Extracted records
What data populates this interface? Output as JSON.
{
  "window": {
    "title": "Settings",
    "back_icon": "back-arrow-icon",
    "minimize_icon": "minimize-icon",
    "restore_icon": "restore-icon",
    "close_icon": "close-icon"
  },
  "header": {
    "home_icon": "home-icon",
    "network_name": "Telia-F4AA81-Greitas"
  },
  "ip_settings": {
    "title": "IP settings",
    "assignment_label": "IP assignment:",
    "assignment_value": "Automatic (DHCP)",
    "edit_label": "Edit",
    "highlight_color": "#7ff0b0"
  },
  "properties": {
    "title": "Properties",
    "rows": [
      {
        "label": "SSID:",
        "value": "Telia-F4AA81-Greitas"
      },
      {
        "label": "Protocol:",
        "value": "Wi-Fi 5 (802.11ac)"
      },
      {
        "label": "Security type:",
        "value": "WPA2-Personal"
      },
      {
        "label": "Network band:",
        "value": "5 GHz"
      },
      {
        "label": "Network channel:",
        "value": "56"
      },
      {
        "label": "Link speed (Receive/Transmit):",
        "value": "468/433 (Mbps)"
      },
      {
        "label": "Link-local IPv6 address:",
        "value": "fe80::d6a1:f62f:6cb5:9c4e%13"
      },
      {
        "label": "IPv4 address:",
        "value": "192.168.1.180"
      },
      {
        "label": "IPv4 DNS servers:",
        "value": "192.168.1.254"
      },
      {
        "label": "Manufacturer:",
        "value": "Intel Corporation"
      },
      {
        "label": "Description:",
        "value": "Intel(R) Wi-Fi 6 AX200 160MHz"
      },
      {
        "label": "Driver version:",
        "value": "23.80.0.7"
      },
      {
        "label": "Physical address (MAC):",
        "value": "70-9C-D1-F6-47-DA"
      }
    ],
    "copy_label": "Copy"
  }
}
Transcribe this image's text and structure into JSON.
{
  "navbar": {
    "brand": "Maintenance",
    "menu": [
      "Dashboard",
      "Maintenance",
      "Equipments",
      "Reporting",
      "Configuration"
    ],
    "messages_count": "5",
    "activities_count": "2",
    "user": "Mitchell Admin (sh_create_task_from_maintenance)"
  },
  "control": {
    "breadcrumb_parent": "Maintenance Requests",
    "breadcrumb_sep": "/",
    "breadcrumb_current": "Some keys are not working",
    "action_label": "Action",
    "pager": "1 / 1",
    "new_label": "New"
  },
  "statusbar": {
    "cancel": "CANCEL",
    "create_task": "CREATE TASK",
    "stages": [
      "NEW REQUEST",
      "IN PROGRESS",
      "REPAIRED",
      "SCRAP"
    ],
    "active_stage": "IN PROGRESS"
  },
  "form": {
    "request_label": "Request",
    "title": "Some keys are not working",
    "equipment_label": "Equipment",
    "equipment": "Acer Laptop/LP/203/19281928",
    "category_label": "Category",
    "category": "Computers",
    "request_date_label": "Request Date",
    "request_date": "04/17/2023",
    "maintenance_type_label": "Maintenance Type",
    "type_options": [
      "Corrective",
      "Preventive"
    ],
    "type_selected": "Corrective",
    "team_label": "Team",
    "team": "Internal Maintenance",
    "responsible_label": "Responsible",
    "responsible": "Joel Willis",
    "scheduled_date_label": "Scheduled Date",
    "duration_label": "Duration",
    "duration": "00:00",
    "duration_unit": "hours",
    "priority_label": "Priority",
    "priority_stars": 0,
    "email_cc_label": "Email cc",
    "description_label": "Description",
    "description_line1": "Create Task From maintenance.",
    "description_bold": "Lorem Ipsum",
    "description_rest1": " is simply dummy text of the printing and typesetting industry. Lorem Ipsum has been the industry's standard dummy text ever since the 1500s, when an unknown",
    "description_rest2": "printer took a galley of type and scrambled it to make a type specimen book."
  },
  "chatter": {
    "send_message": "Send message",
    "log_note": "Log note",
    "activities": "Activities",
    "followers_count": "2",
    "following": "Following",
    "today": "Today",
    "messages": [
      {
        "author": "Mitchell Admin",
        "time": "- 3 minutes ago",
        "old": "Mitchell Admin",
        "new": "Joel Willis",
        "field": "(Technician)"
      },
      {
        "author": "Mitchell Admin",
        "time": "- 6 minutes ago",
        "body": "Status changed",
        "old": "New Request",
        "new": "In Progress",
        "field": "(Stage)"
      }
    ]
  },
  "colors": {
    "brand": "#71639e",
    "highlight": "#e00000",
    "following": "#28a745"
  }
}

_The request_.
Transcribe the entire listing above precisely.

_Response_.
What data populates this interface? Output as JSON.
{
  "window": {
    "title": "Settings",
    "back_icon": "back-arrow-icon",
    "minimize_icon": "minimize-icon",
    "restore_icon": "restore-icon",
    "close_icon": "close-icon"
  },
  "header": {
    "home_icon": "home-icon",
    "network_name": "Telia-F4AA81-Greitas"
  },
  "ip_settings": {
    "title": "IP settings",
    "assignment_label": "IP assignment:",
    "assignment_value": "Automatic (DHCP)",
    "edit_label": "Edit",
    "highlight_color": "#7ff0b0"
  },
  "properties": {
    "title": "Properties",
    "rows": [
      {
        "label": "SSID:",
        "value": "Telia-F4AA81-Greitas"
      },
      {
        "label": "Protocol:",
        "value": "Wi-Fi 5 (802.11ac)"
      },
      {
        "label": "Security type:",
        "value": "WPA2-Personal"
      },
      {
        "label": "Network band:",
        "value": "5 GHz"
      },
      {
        "label": "Network channel:",
        "value": "56"
      },
      {
        "label": "Link speed (Receive/Transmit):",
        "value": "468/433 (Mbps)"
      },
      {
        "label": "Link-local IPv6 address:",
        "value": "fe80::d6a1:f62f:6cb5:9c4e%13"
      },
      {
        "label": "IPv4 address:",
        "value": "192.168.1.180"
      },
      {
        "label": "IPv4 DNS servers:",
        "value": "192.168.1.254"
      },
      {
        "label": "Manufacturer:",
        "value": "Intel Corporation"
      },
      {
        "label": "Description:",
        "value": "Intel(R) Wi-Fi 6 AX200 160MHz"
      },
      {
        "label": "Driver version:",
        "value": "23.80.0.7"
      },
      {
        "label": "Physical address (MAC):",
        "value": "70-9C-D1-F6-47-DA"
      }
    ],
    "copy_label": "Copy"
  }
}
Transcribe this image's text and structure into JSON.
{
  "navbar": {
    "brand": "Maintenance",
    "menu": [
      "Dashboard",
      "Maintenance",
      "Equipments",
      "Reporting",
      "Configuration"
    ],
    "messages_count": "5",
    "activities_count": "2",
    "user": "Mitchell Admin (sh_create_task_from_maintenance)"
  },
  "control": {
    "breadcrumb_parent": "Maintenance Requests",
    "breadcrumb_sep": "/",
    "breadcrumb_current": "Some keys are not working",
    "action_label": "Action",
    "pager": "1 / 1",
    "new_label": "New"
  },
  "statusbar": {
    "cancel": "CANCEL",
    "create_task": "CREATE TASK",
    "stages": [
      "NEW REQUEST",
      "IN PROGRESS",
      "REPAIRED",
      "SCRAP"
    ],
    "active_stage": "IN PROGRESS"
  },
  "form": {
    "request_label": "Request",
    "title": "Some keys are not working",
    "equipment_label": "Equipment",
    "equipment": "Acer Laptop/LP/203/19281928",
    "category_label": "Category",
    "category": "Computers",
    "request_date_label": "Request Date",
    "request_date": "04/17/2023",
    "maintenance_type_label": "Maintenance Type",
    "type_options": [
      "Corrective",
      "Preventive"
    ],
    "type_selected": "Corrective",
    "team_label": "Team",
    "team": "Internal Maintenance",
    "responsible_label": "Responsible",
    "responsible": "Joel Willis",
    "scheduled_date_label": "Scheduled Date",
    "duration_label": "Duration",
    "duration": "00:00",
    "duration_unit": "hours",
    "priority_label": "Priority",
    "priority_stars": 0,
    "email_cc_label": "Email cc",
    "description_label": "Description",
    "description_line1": "Create Task From maintenance.",
    "description_bold": "Lorem Ipsum",
    "description_rest1": " is simply dummy text of the printing and typesetting industry. Lorem Ipsum has been the industry's standard dummy text ever since the 1500s, when an unknown",
    "description_rest2": "printer took a galley of type and scrambled it to make a type specimen book."
  },
  "chatter": {
    "send_message": "Send message",
    "log_note": "Log note",
    "activities": "Activities",
    "followers_count": "2",
    "following": "Following",
    "today": "Today",
    "messages": [
      {
        "author": "Mitchell Admin",
        "time": "- 3 minutes ago",
        "old": "Mitchell Admin",
        "new": "Joel Willis",
        "field": "(Technician)"
      },
      {
        "author": "Mitchell Admin",
        "time": "- 6 minutes ago",
        "body": "Status changed",
        "old": "New Request",
        "new": "In Progress",
        "field": "(Stage)"
      }
    ]
  },
  "colors": {
    "brand": "#71639e",
    "highlight": "#e00000",
    "following": "#28a745"
  }
}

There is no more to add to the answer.